(Data excerpts)
+---+
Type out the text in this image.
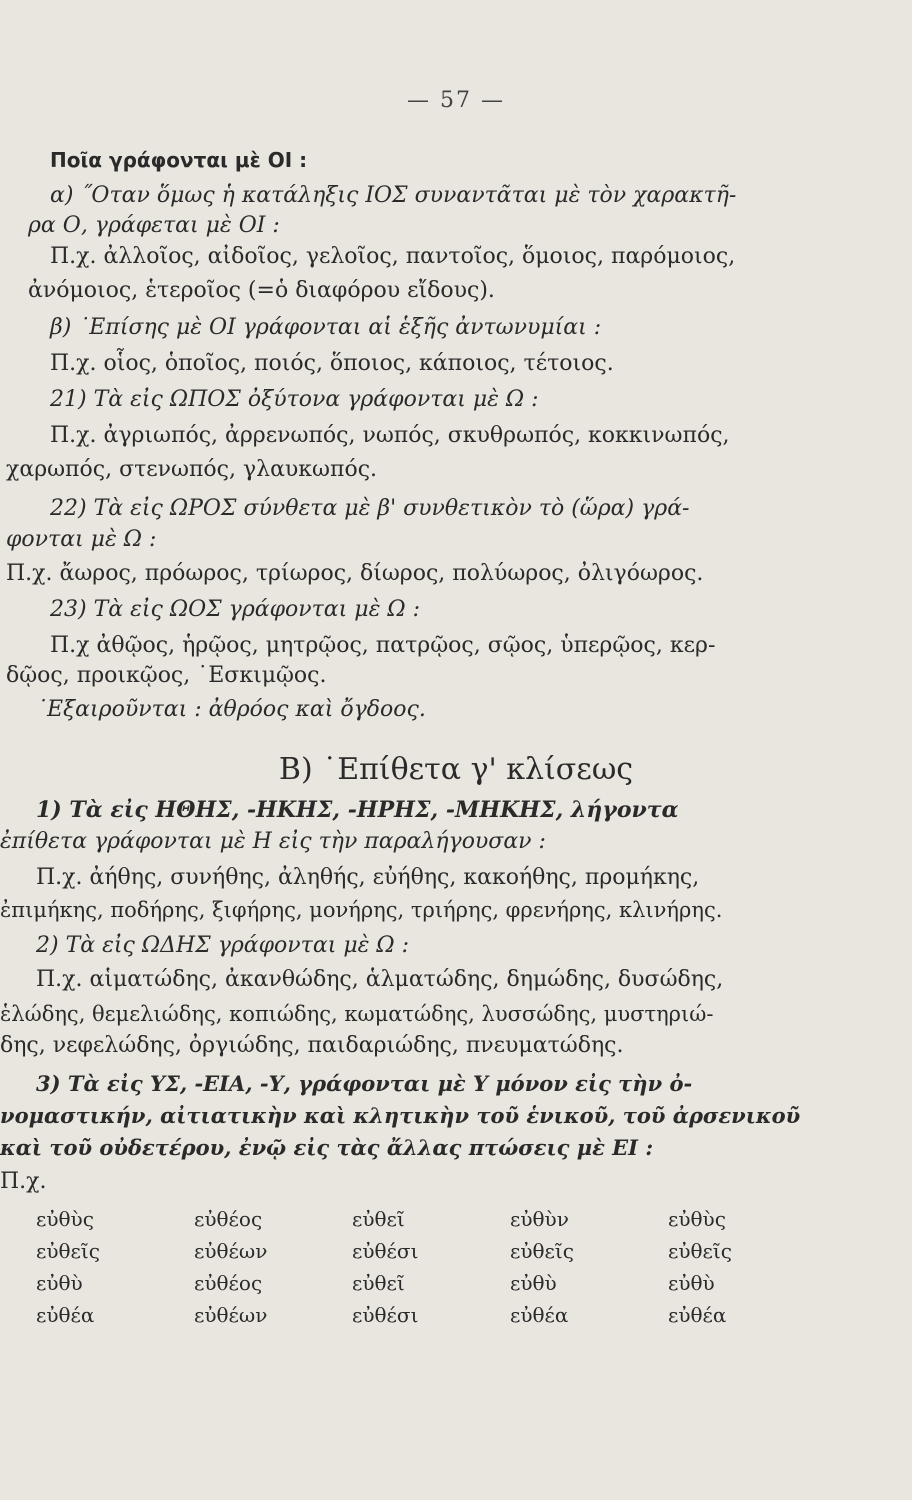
— 57 —
Ποῖα γράφονται μὲ ΟΙ :
α) ˝Οταν ὅμως ἡ κατάληξις ΙΟΣ συναντᾶται μὲ τὸν χαρακτῆ-
ρα Ο, γράφεται μὲ ΟΙ :
Π.χ. ἀλλοῖος, αἰδοῖος, γελοῖος, παντοῖος, ὅμοιος, παρόμοιος,
ἀνόμοιος, ἑτεροῖος (=ὁ διαφόρου εἴδους).
β) ˙Επίσης μὲ ΟΙ γράφονται αἱ ἑξῆς ἀντωνυμίαι :
Π.χ. οἷος, ὁποῖος, ποιός, ὅποιος, κάποιος, τέτοιος.
21) Τὰ εἰς ΩΠΟΣ ὀξύτονα γράφονται μὲ Ω :
Π.χ. ἀγριωπός, ἀρρενωπός, νωπός, σκυθρωπός, κοκκινωπός,
χαρωπός, στενωπός, γλαυκωπός.
22) Τὰ εἰς ΩΡΟΣ σύνθετα μὲ β' συνθετικὸν τὸ (ὥρα) γρά-
φονται μὲ Ω :
Π.χ. ἄωρος, πρόωρος, τρίωρος, δίωρος, πολύωρος, ὀλιγόωρος.
23) Τὰ εἰς ΩΟΣ γράφονται μὲ Ω :
Π.χ ἀθῷος, ἡρῷος, μητρῷος, πατρῷος, σῷος, ὑπερῷος, κερ-
δῷος, προικῷος, ˙Εσκιμῷος.
˙Εξαιροῦνται : ἀθρόος καὶ ὄγδοος.
Β) ˙Επίθετα γ' κλίσεως
1) Τὰ εἰς ΗΘΗΣ, -ΗΚΗΣ, -ΗΡΗΣ, -ΜΗΚΗΣ, λήγοντα
ἐπίθετα γράφονται μὲ Η εἰς τὴν παραλήγουσαν :
Π.χ. ἀήθης, συνήθης, ἀληθής, εὐήθης, κακοήθης, προμήκης,
ἐπιμήκης, ποδήρης, ξιφήρης, μονήρης, τριήρης, φρενήρης, κλινήρης.
2) Τὰ εἰς ΩΔΗΣ γράφονται μὲ Ω :
Π.χ. αἱματώδης, ἀκανθώδης, ἁλματώδης, δημώδης, δυσώδης,
ἑλώδης, θεμελιώδης, κοπιώδης, κωματώδης, λυσσώδης, μυστηριώ-
δης, νεφελώδης, ὀργιώδης, παιδαριώδης, πνευματώδης.
3) Τὰ εἰς ΥΣ, -ΕΙΑ, -Υ, γράφονται μὲ Υ μόνον εἰς τὴν ὀ-
νομαστικήν, αἰτιατικὴν καὶ κλητικὴν τοῦ ἑνικοῦ, τοῦ ἀρσενικοῦ
καὶ τοῦ οὐδετέρου, ἐνῷ εἰς τὰς ἄλλας πτώσεις μὲ ΕΙ :
Π.χ.
εὐθὺς	εὐθέος	εὐθεῖ	εὐθὺν	εὐθὺς
εὐθεῖς	εὐθέων	εὐθέσι	εὐθεῖς	εὐθεῖς
εὐθὺ	εὐθέος	εὐθεῖ	εὐθὺ	εὐθὺ
εὐθέα	εὐθέων	εὐθέσι	εὐθέα	εὐθέα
+---+
**INSTRUCTIONS FOR THE TASK:** Leave out the pictures, and give all the records again exactly.

**TASK RESULT:**
Type out the text in this image.
— 57 —
Ποῖα γράφονται μὲ ΟΙ :
α) ˝Οταν ὅμως ἡ κατάληξις ΙΟΣ συναντᾶται μὲ τὸν χαρακτῆ-
ρα Ο, γράφεται μὲ ΟΙ :
Π.χ. ἀλλοῖος, αἰδοῖος, γελοῖος, παντοῖος, ὅμοιος, παρόμοιος,
ἀνόμοιος, ἑτεροῖος (=ὁ διαφόρου εἴδους).
β) ˙Επίσης μὲ ΟΙ γράφονται αἱ ἑξῆς ἀντωνυμίαι :
Π.χ. οἷος, ὁποῖος, ποιός, ὅποιος, κάποιος, τέτοιος.
21) Τὰ εἰς ΩΠΟΣ ὀξύτονα γράφονται μὲ Ω :
Π.χ. ἀγριωπός, ἀρρενωπός, νωπός, σκυθρωπός, κοκκινωπός,
χαρωπός, στενωπός, γλαυκωπός.
22) Τὰ εἰς ΩΡΟΣ σύνθετα μὲ β' συνθετικὸν τὸ (ὥρα) γρά-
φονται μὲ Ω :
Π.χ. ἄωρος, πρόωρος, τρίωρος, δίωρος, πολύωρος, ὀλιγόωρος.
23) Τὰ εἰς ΩΟΣ γράφονται μὲ Ω :
Π.χ ἀθῷος, ἡρῷος, μητρῷος, πατρῷος, σῷος, ὑπερῷος, κερ-
δῷος, προικῷος, ˙Εσκιμῷος.
˙Εξαιροῦνται : ἀθρόος καὶ ὄγδοος.
Β) ˙Επίθετα γ' κλίσεως
1) Τὰ εἰς ΗΘΗΣ, -ΗΚΗΣ, -ΗΡΗΣ, -ΜΗΚΗΣ, λήγοντα
ἐπίθετα γράφονται μὲ Η εἰς τὴν παραλήγουσαν :
Π.χ. ἀήθης, συνήθης, ἀληθής, εὐήθης, κακοήθης, προμήκης,
ἐπιμήκης, ποδήρης, ξιφήρης, μονήρης, τριήρης, φρενήρης, κλινήρης.
2) Τὰ εἰς ΩΔΗΣ γράφονται μὲ Ω :
Π.χ. αἱματώδης, ἀκανθώδης, ἁλματώδης, δημώδης, δυσώδης,
ἑλώδης, θεμελιώδης, κοπιώδης, κωματώδης, λυσσώδης, μυστηριώ-
δης, νεφελώδης, ὀργιώδης, παιδαριώδης, πνευματώδης.
3) Τὰ εἰς ΥΣ, -ΕΙΑ, -Υ, γράφονται μὲ Υ μόνον εἰς τὴν ὀ-
νομαστικήν, αἰτιατικὴν καὶ κλητικὴν τοῦ ἑνικοῦ, τοῦ ἀρσενικοῦ
καὶ τοῦ οὐδετέρου, ἐνῷ εἰς τὰς ἄλλας πτώσεις μὲ ΕΙ :
Π.χ.
εὐθὺς	εὐθέος	εὐθεῖ	εὐθὺν	εὐθὺς
εὐθεῖς	εὐθέων	εὐθέσι	εὐθεῖς	εὐθεῖς
εὐθὺ	εὐθέος	εὐθεῖ	εὐθὺ	εὐθὺ
εὐθέα	εὐθέων	εὐθέσι	εὐθέα	εὐθέα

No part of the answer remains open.